The first political magazine, called the Review, appeared in London in 1704. Edited by political activist and novelist Daniel Defoe (author of Robinson Crusoe), the Review was printed sporadically until 1713. Like the Nation, the National Review, and the Progressive in the United States today, early European magazines were channels for political commentary and argument. These periodicals looked like newspapers of the time, but they appeared less frequently and were oriented toward broad domestic and political commentary rather than recent news.

Regularly published magazines or pamphlets, such as the Tatler and the Spectator, also appeared in England around this time. They offered poetry, politics, and philosophy for London’s elite, and they served readerships of a few thousand. The first publication to use the term magazine was Gentleman’s Magazine, which appeared in London in 1731 and consisted of reprinted articles from newspapers, books, and political pamphlets. Later, the magazine began publishing original work by such writers as Defoe, Samuel Johnson, and Alexander Pope.

[Element boundary entries]

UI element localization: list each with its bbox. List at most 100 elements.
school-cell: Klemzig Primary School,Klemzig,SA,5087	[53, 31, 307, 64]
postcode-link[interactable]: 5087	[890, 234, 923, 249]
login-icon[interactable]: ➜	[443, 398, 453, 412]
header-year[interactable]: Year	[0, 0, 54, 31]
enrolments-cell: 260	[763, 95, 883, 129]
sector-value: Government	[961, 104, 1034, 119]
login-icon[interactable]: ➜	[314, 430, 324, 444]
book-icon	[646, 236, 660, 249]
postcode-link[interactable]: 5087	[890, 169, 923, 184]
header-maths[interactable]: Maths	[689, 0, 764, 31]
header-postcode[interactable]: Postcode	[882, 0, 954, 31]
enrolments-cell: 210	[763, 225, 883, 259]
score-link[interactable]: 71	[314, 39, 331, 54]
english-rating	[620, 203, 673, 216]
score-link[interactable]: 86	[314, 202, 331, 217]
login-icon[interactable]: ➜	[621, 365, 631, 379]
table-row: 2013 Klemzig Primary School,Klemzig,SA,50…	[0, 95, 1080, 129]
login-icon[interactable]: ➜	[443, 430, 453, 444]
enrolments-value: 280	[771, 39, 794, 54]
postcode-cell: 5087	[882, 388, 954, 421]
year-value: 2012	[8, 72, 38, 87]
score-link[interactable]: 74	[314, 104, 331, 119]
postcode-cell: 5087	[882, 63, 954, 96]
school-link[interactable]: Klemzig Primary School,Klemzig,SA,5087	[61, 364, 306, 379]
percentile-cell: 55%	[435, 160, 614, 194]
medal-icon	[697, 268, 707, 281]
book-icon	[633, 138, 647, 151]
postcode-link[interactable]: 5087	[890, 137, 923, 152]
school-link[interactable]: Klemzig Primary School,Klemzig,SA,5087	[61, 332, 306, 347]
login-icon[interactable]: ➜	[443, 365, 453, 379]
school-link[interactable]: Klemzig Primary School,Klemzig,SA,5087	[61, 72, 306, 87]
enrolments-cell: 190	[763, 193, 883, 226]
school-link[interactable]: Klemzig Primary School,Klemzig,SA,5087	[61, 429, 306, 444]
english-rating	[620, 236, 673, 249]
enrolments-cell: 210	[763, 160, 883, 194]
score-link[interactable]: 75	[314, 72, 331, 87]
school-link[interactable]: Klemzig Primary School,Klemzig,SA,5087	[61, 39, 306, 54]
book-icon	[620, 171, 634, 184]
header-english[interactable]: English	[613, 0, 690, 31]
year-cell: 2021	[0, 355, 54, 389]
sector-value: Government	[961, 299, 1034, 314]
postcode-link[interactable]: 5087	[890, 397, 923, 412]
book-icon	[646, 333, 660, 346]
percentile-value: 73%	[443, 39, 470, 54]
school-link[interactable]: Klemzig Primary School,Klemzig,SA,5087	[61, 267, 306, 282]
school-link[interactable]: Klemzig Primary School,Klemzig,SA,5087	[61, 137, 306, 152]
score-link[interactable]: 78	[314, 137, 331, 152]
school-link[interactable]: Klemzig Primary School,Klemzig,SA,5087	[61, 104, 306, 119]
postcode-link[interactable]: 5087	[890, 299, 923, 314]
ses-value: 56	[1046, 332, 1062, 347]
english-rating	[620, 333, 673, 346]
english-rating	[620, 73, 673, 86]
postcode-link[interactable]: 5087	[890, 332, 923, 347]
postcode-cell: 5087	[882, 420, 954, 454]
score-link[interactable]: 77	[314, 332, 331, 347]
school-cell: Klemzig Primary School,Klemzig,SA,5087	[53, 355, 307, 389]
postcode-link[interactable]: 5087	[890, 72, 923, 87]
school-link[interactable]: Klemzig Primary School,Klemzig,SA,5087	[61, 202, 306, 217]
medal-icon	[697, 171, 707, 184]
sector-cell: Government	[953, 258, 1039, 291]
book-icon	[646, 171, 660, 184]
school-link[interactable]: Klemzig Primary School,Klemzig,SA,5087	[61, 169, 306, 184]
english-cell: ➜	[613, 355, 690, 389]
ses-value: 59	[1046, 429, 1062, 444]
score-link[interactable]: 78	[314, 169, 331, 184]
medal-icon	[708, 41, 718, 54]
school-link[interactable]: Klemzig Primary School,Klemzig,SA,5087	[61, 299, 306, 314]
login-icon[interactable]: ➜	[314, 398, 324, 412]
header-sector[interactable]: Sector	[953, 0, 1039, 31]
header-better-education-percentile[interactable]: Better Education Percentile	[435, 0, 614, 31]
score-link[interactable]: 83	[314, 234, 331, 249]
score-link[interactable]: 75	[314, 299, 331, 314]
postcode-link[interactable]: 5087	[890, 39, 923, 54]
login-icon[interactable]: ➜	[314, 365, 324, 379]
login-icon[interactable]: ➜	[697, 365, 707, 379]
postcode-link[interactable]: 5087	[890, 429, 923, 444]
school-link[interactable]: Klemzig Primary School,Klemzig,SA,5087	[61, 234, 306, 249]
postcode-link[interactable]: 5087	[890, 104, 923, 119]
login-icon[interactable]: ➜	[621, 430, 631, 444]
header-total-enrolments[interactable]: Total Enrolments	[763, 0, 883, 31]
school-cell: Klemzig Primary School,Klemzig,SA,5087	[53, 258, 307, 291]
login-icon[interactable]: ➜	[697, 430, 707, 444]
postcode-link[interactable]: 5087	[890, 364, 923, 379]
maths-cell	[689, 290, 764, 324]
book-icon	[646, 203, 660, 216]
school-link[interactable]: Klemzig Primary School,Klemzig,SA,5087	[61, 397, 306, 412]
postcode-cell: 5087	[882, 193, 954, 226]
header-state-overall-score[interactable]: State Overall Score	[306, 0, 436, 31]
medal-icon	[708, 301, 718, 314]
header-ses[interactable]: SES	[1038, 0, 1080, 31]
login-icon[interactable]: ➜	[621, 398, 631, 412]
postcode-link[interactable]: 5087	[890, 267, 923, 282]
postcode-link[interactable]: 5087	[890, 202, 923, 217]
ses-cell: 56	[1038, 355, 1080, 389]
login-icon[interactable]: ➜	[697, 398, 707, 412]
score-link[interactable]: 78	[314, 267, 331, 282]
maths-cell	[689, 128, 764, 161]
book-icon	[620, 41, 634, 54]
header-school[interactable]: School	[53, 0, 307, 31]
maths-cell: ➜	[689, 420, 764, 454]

## Tasks for this exercise
a. In the passage on early magazines, which publication was the first to use the term magazine?
b. Copy the passage on early magazines from "Regularly published magazines" up to and including "and Alexander Pope.".
c. Carry on the passage on early magazines from its last sentence.

## Answer set
a. Gentleman’s Magazine, which appeared in London in 1731.

b.
Regularly published magazines or pamphlets, such as the Tatler and the Spectator, also appeared in England around this time. They offered poetry, politics, and philosophy for London’s elite, and they served readerships of a few thousand. The first publication to use the term magazine was Gentleman’s Magazine, which appeared in London in 1731 and consisted of reprinted articles from newspapers, books, and political pamphlets. Later, the magazine began publishing original work by such writers as Defoe, Samuel Johnson, and Alexander Pope.

c.
Magazines in Colonial America

Without a substantial middle class, widespread literacy, or advanced printing technology, magazines developed slowly in colonial America. Like the partisan newspapers of the time, these magazines served politicians, the educated, and the merchant classes. Paid circulations were low—between one hundred and fifteen hundred copies. However, early magazines did serve the more widespread purpose of documenting a new nation coming to terms with issues of taxation, state versus federal power, Indian treaties, public education, and the end of colonialism. George Washington, Alexander Hamilton, and John Hancock all wrote for early magazines, and Paul Revere worked as a magazine illustrator for a time.

The first colonial magazines appeared in Philadelphia in 1741, about fifty years after the first newspapers. Andrew Bradford started it all with American Magazine, or A Monthly View of the Political State of the British Colonies. Three days later, Benjamin Franklin’s General Magazine and Historical Chronicle appeared. Bradford’s magazine lasted only three monthly issues, due to circulation and postal obstacles that Franklin, who had replaced Bradford as Philadelphia’s postmaster, put in its way. For instance, Franklin mailed his magazine without paying the high postal rates that he subsequently charged others. Franklin’s magazine primarily duplicated what was already available in local papers. After six months it, too, stopped publication.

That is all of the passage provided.